§ Short problem
Reproduce the records below in full and exactly, without their images.

§ Data shown

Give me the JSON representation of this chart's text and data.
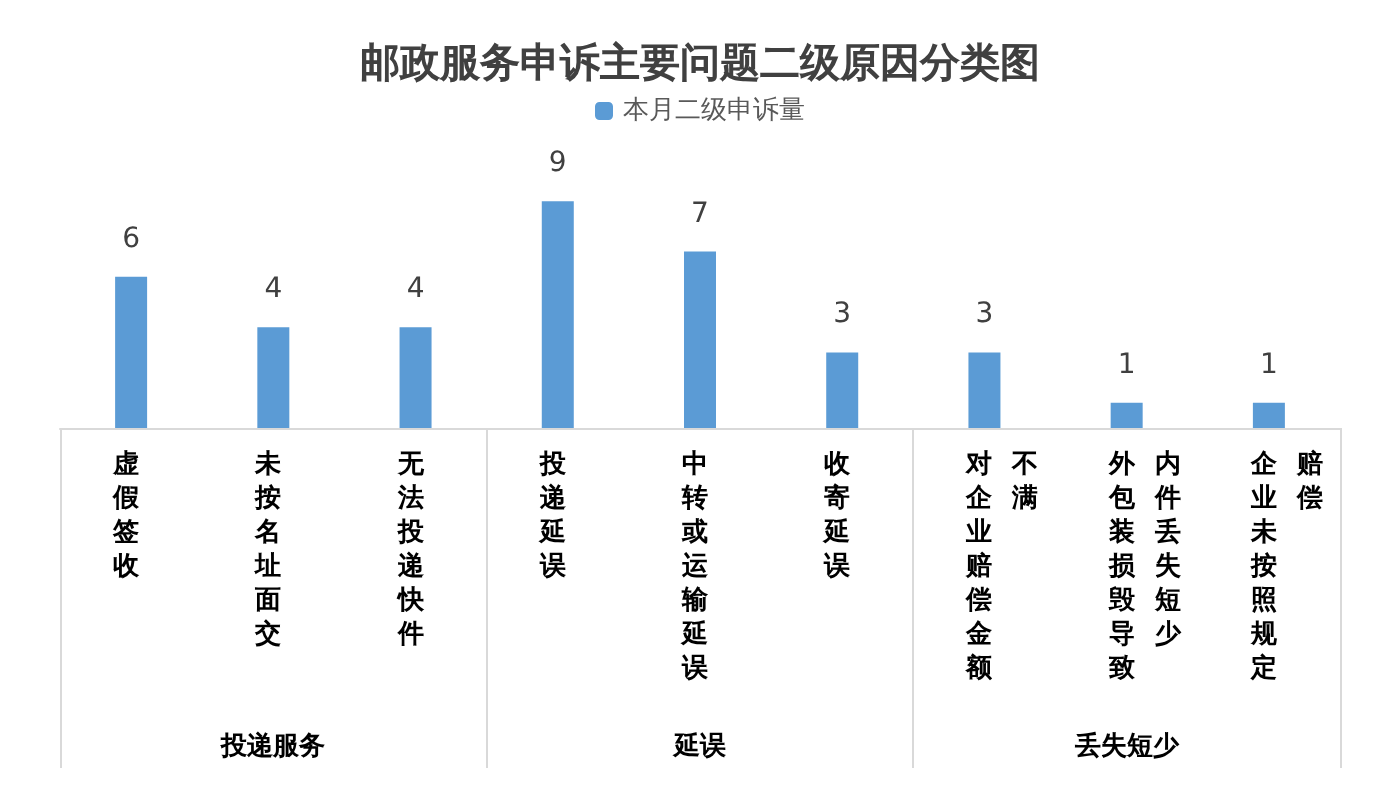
{
  "chart_data": {
    "type": "bar",
    "title": "邮政服务申诉主要问题二级原因分类图",
    "categories": [
      "虚假签收",
      "未按名址面交",
      "无法投递快件",
      "投递延误",
      "中转或运输延误",
      "收寄延误",
      "对企业赔偿金额不满",
      "外包装损毁导致内件丢失短少",
      "企业未按照规定赔偿"
    ],
    "series": [
      {
        "name": "本月二级申诉量",
        "color": "#5b9bd5",
        "values": [
          6,
          4,
          4,
          9,
          7,
          3,
          3,
          1,
          1
        ]
      }
    ],
    "annotations": [
      "投递服务",
      "延误",
      "丢失短少"
    ],
    "data_labels": true,
    "legend": "top"
  }
}
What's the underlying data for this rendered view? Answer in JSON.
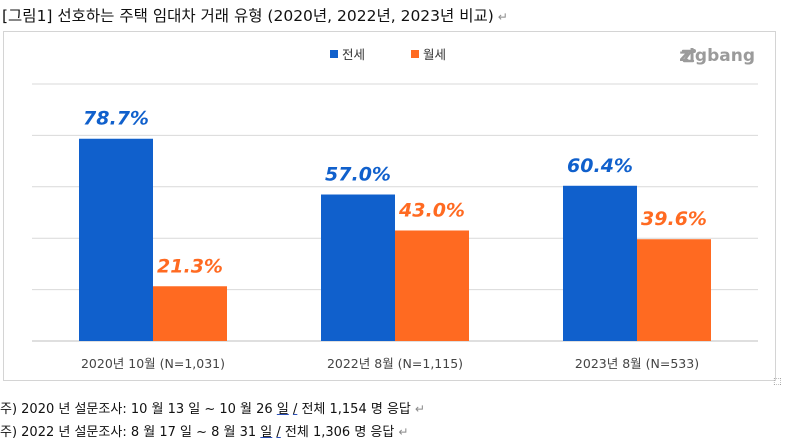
{
  "title": "[그림1] 선호하는 주택 임대차 거래 유형 (2020년, 2022년, 2023년 비교)",
  "pilcrow": "↵",
  "logo_text": "zigbang",
  "colors": {
    "jeonse": "#1060cc",
    "wolse": "#ff6a21",
    "grid": "#d9d9d9",
    "axis": "#bfbfbf"
  },
  "chart_data": {
    "type": "bar",
    "categories": [
      "2020년 10월 (N=1,031)",
      "2022년 8월 (N=1,115)",
      "2023년 8월 (N=533)"
    ],
    "series": [
      {
        "name": "전세",
        "values": [
          78.7,
          57.0,
          60.4
        ],
        "labels": [
          "78.7%",
          "57.0%",
          "60.4%"
        ]
      },
      {
        "name": "월세",
        "values": [
          21.3,
          43.0,
          39.6
        ],
        "labels": [
          "21.3%",
          "43.0%",
          "39.6%"
        ]
      }
    ],
    "ylim": [
      0,
      100
    ],
    "grid": true,
    "legend": "top-center"
  },
  "notes": [
    {
      "prefix": "주) 2020 년  설문조사: 10 월  13 일  ~ 10 월  26 ",
      "u1": "일",
      "mid": " ",
      "u2": "/",
      "suffix": " 전체  1,154 명  응답"
    },
    {
      "prefix": "주) 2022 년  설문조사: 8 월  17 일  ~ 8 월  31 ",
      "u1": "일",
      "mid": " ",
      "u2": "/",
      "suffix": " 전체  1,306 명  응답"
    }
  ]
}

§ Result for this exercise
Give me the JSON representation of this chart's text and data.
{
  "chart_data": {
    "type": "bar",
    "title": "邮政服务申诉主要问题二级原因分类图",
    "categories": [
      "虚假签收",
      "未按名址面交",
      "无法投递快件",
      "投递延误",
      "中转或运输延误",
      "收寄延误",
      "对企业赔偿金额不满",
      "外包装损毁导致内件丢失短少",
      "企业未按照规定赔偿"
    ],
    "series": [
      {
        "name": "本月二级申诉量",
        "color": "#5b9bd5",
        "values": [
          6,
          4,
          4,
          9,
          7,
          3,
          3,
          1,
          1
        ]
      }
    ],
    "annotations": [
      "投递服务",
      "延误",
      "丢失短少"
    ],
    "data_labels": true,
    "legend": "top"
  }
}
What's the underlying data for this rendered view? Answer in JSON.
{
  "title": "[그림1] 선호하는 주택 임대차 거래 유형 (2020년, 2022년, 2023년 비교)",
  "pilcrow": "↵",
  "logo_text": "zigbang",
  "colors": {
    "jeonse": "#1060cc",
    "wolse": "#ff6a21",
    "grid": "#d9d9d9",
    "axis": "#bfbfbf"
  },
  "chart_data": {
    "type": "bar",
    "categories": [
      "2020년 10월 (N=1,031)",
      "2022년 8월 (N=1,115)",
      "2023년 8월 (N=533)"
    ],
    "series": [
      {
        "name": "전세",
        "values": [
          78.7,
          57.0,
          60.4
        ],
        "labels": [
          "78.7%",
          "57.0%",
          "60.4%"
        ]
      },
      {
        "name": "월세",
        "values": [
          21.3,
          43.0,
          39.6
        ],
        "labels": [
          "21.3%",
          "43.0%",
          "39.6%"
        ]
      }
    ],
    "ylim": [
      0,
      100
    ],
    "grid": true,
    "legend": "top-center"
  },
  "notes": [
    {
      "prefix": "주) 2020 년  설문조사: 10 월  13 일  ~ 10 월  26 ",
      "u1": "일",
      "mid": " ",
      "u2": "/",
      "suffix": " 전체  1,154 명  응답"
    },
    {
      "prefix": "주) 2022 년  설문조사: 8 월  17 일  ~ 8 월  31 ",
      "u1": "일",
      "mid": " ",
      "u2": "/",
      "suffix": " 전체  1,306 명  응답"
    }
  ]
}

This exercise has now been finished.